Items from a data source:
--- Begin ---

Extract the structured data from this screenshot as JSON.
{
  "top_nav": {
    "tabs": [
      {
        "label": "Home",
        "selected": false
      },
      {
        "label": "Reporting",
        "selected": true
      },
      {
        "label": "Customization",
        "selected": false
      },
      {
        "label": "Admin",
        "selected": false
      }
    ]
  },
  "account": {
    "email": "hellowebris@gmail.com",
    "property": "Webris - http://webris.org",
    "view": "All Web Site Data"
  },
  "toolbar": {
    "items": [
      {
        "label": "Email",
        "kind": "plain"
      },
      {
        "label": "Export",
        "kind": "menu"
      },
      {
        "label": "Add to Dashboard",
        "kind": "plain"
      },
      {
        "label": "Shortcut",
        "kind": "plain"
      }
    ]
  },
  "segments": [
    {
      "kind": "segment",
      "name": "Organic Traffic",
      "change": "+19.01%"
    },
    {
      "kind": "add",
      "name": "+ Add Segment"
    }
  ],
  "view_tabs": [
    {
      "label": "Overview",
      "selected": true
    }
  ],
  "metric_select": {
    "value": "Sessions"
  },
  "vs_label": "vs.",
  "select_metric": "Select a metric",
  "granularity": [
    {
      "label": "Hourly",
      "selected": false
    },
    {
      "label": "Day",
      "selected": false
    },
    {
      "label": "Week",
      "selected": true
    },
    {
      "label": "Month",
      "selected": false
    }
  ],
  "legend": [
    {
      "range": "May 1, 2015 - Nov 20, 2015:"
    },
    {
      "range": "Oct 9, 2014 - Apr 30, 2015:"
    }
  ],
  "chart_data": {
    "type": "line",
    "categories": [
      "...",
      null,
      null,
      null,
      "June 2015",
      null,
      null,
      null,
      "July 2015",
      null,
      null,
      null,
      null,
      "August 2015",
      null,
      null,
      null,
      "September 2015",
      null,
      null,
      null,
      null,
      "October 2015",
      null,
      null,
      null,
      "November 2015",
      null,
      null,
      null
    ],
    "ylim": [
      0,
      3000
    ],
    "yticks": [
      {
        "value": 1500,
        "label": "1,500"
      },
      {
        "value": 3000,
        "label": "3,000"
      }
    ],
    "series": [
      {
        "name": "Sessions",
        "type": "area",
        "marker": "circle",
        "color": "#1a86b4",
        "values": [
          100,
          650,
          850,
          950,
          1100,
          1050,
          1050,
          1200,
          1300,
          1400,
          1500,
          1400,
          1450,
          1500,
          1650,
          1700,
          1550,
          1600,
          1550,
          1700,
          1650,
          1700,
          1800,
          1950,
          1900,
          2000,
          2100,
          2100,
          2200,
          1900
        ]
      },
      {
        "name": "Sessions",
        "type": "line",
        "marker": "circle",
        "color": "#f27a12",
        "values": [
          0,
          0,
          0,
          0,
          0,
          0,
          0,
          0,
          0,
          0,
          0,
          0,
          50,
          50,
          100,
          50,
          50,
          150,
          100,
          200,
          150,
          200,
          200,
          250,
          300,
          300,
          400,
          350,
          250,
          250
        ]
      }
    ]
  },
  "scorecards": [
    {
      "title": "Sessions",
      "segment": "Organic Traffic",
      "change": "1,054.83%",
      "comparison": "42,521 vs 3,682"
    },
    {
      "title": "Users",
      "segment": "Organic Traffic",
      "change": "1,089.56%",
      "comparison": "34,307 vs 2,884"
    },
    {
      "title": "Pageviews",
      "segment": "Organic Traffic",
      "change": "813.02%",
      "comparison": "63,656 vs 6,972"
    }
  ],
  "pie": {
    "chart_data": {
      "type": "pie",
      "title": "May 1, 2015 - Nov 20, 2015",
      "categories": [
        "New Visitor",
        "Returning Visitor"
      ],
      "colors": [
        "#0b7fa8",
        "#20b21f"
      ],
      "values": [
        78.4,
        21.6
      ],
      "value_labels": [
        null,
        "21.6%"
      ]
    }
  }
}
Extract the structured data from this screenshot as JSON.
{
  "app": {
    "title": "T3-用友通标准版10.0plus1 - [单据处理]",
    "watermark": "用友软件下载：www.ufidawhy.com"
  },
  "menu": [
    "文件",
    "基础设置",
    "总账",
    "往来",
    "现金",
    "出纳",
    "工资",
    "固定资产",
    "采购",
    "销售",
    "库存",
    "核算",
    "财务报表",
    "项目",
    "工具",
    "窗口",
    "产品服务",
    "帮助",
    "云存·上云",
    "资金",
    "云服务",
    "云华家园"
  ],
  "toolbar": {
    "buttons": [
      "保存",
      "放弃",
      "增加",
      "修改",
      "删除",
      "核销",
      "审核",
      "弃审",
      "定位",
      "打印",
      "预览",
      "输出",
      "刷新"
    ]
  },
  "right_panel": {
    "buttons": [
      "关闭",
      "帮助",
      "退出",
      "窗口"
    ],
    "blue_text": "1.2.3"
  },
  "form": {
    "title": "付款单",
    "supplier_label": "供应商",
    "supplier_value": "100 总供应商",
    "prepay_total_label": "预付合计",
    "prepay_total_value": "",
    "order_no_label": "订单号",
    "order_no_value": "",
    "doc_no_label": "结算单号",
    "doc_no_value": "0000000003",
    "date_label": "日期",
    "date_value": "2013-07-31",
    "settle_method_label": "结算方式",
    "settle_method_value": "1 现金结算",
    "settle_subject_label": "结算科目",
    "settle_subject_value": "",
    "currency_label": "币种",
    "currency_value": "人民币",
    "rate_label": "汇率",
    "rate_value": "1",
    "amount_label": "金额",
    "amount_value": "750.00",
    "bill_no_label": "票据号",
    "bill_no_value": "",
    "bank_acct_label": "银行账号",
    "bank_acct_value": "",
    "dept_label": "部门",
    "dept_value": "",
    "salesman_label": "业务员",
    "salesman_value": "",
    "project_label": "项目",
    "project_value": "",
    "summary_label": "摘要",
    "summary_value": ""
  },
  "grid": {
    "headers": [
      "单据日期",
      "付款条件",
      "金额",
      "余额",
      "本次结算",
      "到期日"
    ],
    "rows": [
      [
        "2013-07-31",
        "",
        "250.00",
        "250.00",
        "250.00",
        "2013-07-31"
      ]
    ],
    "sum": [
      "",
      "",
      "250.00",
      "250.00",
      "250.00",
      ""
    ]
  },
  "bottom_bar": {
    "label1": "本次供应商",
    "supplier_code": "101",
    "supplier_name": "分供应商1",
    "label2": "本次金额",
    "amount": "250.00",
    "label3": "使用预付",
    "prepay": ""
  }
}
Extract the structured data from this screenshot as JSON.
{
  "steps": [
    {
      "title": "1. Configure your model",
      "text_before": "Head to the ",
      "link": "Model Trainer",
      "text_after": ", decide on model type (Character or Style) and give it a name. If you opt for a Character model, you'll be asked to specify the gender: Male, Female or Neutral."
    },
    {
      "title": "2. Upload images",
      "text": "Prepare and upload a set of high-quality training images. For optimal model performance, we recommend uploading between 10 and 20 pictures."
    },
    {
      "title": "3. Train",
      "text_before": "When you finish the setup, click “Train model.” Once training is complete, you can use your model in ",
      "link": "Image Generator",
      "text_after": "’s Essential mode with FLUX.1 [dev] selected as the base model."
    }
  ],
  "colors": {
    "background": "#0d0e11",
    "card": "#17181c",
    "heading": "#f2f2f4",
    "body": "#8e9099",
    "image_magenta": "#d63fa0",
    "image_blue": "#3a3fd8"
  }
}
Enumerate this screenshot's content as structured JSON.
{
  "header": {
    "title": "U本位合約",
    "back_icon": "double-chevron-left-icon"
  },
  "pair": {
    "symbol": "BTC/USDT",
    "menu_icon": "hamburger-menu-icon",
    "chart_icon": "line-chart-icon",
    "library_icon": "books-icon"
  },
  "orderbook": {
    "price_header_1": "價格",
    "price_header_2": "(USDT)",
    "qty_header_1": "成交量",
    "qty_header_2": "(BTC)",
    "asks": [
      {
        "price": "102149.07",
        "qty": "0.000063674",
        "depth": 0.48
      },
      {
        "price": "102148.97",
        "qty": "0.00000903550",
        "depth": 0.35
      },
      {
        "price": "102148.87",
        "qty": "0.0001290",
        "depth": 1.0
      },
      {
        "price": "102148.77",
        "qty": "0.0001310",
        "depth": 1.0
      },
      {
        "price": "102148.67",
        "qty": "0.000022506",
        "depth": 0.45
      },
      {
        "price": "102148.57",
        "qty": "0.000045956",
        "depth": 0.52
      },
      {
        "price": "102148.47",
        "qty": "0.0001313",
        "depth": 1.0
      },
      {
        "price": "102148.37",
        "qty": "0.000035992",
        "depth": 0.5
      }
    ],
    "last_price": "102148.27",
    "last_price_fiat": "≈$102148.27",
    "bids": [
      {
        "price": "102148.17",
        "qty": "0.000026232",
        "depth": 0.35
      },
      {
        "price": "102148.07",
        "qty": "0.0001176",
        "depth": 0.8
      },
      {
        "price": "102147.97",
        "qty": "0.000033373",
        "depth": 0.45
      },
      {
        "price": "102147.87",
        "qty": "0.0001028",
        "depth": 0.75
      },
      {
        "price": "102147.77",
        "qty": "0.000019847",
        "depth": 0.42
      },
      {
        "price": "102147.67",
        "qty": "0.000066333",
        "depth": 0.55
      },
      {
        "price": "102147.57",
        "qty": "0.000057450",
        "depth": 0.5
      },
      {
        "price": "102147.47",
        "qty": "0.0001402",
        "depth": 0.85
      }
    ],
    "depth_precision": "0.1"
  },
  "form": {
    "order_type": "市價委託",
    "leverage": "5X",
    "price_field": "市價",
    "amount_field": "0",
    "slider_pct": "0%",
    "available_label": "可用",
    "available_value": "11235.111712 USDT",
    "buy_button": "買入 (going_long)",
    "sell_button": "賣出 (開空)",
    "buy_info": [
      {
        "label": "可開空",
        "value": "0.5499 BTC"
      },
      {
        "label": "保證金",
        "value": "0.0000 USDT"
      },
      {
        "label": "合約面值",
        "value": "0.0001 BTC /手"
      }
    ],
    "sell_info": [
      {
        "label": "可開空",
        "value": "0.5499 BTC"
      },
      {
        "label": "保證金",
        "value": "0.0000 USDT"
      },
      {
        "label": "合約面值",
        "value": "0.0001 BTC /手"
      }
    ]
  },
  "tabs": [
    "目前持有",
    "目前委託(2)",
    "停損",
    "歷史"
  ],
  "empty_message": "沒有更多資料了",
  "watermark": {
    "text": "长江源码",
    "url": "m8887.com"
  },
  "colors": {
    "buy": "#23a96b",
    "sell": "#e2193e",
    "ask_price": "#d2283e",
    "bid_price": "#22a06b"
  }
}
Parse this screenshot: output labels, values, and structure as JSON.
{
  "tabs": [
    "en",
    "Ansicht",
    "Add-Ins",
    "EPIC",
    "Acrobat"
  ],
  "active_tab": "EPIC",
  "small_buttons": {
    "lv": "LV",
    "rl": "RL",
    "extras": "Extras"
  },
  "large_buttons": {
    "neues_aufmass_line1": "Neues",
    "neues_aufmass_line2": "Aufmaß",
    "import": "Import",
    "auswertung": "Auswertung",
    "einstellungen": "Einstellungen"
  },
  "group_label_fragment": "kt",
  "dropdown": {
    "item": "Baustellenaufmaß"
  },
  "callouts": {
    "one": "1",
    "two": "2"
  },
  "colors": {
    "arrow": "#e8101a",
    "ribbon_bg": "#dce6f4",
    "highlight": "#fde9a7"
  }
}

--- End ---

Extract the closing run of lines, starting with the one containing "Parse this screenshot: output" and ending at the last, exactly as written.

Parse this screenshot: output labels, values, and structure as JSON.
{
  "tabs": [
    "en",
    "Ansicht",
    "Add-Ins",
    "EPIC",
    "Acrobat"
  ],
  "active_tab": "EPIC",
  "small_buttons": {
    "lv": "LV",
    "rl": "RL",
    "extras": "Extras"
  },
  "large_buttons": {
    "neues_aufmass_line1": "Neues",
    "neues_aufmass_line2": "Aufmaß",
    "import": "Import",
    "auswertung": "Auswertung",
    "einstellungen": "Einstellungen"
  },
  "group_label_fragment": "kt",
  "dropdown": {
    "item": "Baustellenaufmaß"
  },
  "callouts": {
    "one": "1",
    "two": "2"
  },
  "colors": {
    "arrow": "#e8101a",
    "ribbon_bg": "#dce6f4",
    "highlight": "#fde9a7"
  }
}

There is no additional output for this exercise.